## Exercise instructions
Every entry must be duplicated precisely as written.

## Supplied data
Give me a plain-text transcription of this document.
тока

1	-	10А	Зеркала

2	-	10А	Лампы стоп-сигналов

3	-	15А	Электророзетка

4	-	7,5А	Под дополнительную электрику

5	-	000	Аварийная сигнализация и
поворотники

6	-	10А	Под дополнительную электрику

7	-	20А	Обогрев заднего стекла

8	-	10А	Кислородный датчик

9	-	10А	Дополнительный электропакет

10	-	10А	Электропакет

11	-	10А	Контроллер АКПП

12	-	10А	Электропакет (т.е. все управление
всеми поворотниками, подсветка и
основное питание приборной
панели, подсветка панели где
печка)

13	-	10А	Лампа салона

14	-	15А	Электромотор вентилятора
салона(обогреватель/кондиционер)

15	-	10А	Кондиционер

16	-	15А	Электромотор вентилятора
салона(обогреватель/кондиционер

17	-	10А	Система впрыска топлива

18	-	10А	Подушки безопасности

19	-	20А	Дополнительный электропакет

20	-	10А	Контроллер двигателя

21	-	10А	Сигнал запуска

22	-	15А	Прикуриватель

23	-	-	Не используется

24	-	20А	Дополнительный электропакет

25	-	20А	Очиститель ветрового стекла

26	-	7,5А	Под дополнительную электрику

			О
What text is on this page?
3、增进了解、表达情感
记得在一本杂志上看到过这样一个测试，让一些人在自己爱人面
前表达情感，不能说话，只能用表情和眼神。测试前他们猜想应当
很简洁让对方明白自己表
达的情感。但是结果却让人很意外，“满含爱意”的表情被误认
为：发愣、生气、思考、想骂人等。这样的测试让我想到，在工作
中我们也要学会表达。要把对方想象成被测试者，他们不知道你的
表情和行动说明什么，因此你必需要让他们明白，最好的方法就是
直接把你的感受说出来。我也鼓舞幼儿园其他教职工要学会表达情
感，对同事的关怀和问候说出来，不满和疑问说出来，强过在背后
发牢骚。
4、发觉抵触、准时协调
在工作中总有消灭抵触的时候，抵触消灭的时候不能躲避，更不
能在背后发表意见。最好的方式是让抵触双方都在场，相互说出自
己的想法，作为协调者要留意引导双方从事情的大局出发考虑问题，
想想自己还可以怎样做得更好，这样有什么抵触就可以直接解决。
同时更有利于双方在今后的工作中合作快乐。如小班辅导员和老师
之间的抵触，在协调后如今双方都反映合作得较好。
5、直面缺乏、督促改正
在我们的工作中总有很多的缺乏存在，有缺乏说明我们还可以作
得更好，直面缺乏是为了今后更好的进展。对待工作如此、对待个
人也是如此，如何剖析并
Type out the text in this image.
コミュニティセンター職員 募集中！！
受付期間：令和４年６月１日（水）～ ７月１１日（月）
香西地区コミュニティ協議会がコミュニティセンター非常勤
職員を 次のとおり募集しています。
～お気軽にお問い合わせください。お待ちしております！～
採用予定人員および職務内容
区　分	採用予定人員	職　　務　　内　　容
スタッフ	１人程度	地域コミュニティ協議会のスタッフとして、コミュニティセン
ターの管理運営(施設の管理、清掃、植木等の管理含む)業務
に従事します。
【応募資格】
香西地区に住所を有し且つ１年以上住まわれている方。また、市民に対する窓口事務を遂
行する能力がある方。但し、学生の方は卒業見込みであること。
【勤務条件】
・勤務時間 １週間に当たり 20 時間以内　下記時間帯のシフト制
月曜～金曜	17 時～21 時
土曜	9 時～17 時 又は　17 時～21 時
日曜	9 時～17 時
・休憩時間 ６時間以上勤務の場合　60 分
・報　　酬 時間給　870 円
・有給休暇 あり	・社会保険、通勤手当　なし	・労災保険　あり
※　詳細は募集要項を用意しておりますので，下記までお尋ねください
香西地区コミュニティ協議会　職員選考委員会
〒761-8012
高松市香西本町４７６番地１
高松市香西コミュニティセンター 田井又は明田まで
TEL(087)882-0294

## Exercise answer
Give me a plain-text transcription of this document.
тока

1	-	10А	Зеркала

2	-	10А	Лампы стоп-сигналов

3	-	15А	Электророзетка

4	-	7,5А	Под дополнительную электрику

5	-	000	Аварийная сигнализация и
поворотники

6	-	10А	Под дополнительную электрику

7	-	20А	Обогрев заднего стекла

8	-	10А	Кислородный датчик

9	-	10А	Дополнительный электропакет

10	-	10А	Электропакет

11	-	10А	Контроллер АКПП

12	-	10А	Электропакет (т.е. все управление
всеми поворотниками, подсветка и
основное питание приборной
панели, подсветка панели где
печка)

13	-	10А	Лампа салона

14	-	15А	Электромотор вентилятора
салона(обогреватель/кондиционер)

15	-	10А	Кондиционер

16	-	15А	Электромотор вентилятора
салона(обогреватель/кондиционер

17	-	10А	Система впрыска топлива

18	-	10А	Подушки безопасности

19	-	20А	Дополнительный электропакет

20	-	10А	Контроллер двигателя

21	-	10А	Сигнал запуска

22	-	15А	Прикуриватель

23	-	-	Не используется

24	-	20А	Дополнительный электропакет

25	-	20А	Очиститель ветрового стекла

26	-	7,5А	Под дополнительную электрику

			О
What text is on this page?
3、增进了解、表达情感
记得在一本杂志上看到过这样一个测试，让一些人在自己爱人面
前表达情感，不能说话，只能用表情和眼神。测试前他们猜想应当
很简洁让对方明白自己表
达的情感。但是结果却让人很意外，“满含爱意”的表情被误认
为：发愣、生气、思考、想骂人等。这样的测试让我想到，在工作
中我们也要学会表达。要把对方想象成被测试者，他们不知道你的
表情和行动说明什么，因此你必需要让他们明白，最好的方法就是
直接把你的感受说出来。我也鼓舞幼儿园其他教职工要学会表达情
感，对同事的关怀和问候说出来，不满和疑问说出来，强过在背后
发牢骚。
4、发觉抵触、准时协调
在工作中总有消灭抵触的时候，抵触消灭的时候不能躲避，更不
能在背后发表意见。最好的方式是让抵触双方都在场，相互说出自
己的想法，作为协调者要留意引导双方从事情的大局出发考虑问题，
想想自己还可以怎样做得更好，这样有什么抵触就可以直接解决。
同时更有利于双方在今后的工作中合作快乐。如小班辅导员和老师
之间的抵触，在协调后如今双方都反映合作得较好。
5、直面缺乏、督促改正
在我们的工作中总有很多的缺乏存在，有缺乏说明我们还可以作
得更好，直面缺乏是为了今后更好的进展。对待工作如此、对待个
人也是如此，如何剖析并
Type out the text in this image.
コミュニティセンター職員 募集中！！
受付期間：令和４年６月１日（水）～ ７月１１日（月）
香西地区コミュニティ協議会がコミュニティセンター非常勤
職員を 次のとおり募集しています。
～お気軽にお問い合わせください。お待ちしております！～
採用予定人員および職務内容
区　分	採用予定人員	職　　務　　内　　容
スタッフ	１人程度	地域コミュニティ協議会のスタッフとして、コミュニティセン
ターの管理運営(施設の管理、清掃、植木等の管理含む)業務
に従事します。
【応募資格】
香西地区に住所を有し且つ１年以上住まわれている方。また、市民に対する窓口事務を遂
行する能力がある方。但し、学生の方は卒業見込みであること。
【勤務条件】
・勤務時間 １週間に当たり 20 時間以内　下記時間帯のシフト制
月曜～金曜	17 時～21 時
土曜	9 時～17 時 又は　17 時～21 時
日曜	9 時～17 時
・休憩時間 ６時間以上勤務の場合　60 分
・報　　酬 時間給　870 円
・有給休暇 あり	・社会保険、通勤手当　なし	・労災保険　あり
※　詳細は募集要項を用意しておりますので，下記までお尋ねください
香西地区コミュニティ協議会　職員選考委員会
〒761-8012
高松市香西本町４７６番地１
高松市香西コミュニティセンター 田井又は明田まで
TEL(087)882-0294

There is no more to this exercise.